(Stored data entries)
▬▬▬▬▬▬

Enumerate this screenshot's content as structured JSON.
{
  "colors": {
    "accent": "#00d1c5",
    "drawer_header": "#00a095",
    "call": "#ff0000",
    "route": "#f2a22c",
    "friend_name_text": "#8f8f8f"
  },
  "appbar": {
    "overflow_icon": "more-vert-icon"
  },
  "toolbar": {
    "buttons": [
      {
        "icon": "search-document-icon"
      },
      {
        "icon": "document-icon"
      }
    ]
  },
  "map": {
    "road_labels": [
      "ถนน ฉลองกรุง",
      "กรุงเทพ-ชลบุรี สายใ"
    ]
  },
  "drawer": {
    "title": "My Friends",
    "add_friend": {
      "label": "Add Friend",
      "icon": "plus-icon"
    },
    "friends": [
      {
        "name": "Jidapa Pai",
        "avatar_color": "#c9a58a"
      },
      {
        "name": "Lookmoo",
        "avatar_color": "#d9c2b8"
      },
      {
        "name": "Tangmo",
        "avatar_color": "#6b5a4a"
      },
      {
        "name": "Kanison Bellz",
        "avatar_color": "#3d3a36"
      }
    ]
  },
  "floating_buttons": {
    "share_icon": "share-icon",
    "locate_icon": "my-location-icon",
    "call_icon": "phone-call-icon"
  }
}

▬▬▬▬▬▬

> Given exercise: In the records above, locate each line with the word "document". Copy all such lines.

> Exercise result:
        "icon": "search-document-icon"
        "icon": "document-icon"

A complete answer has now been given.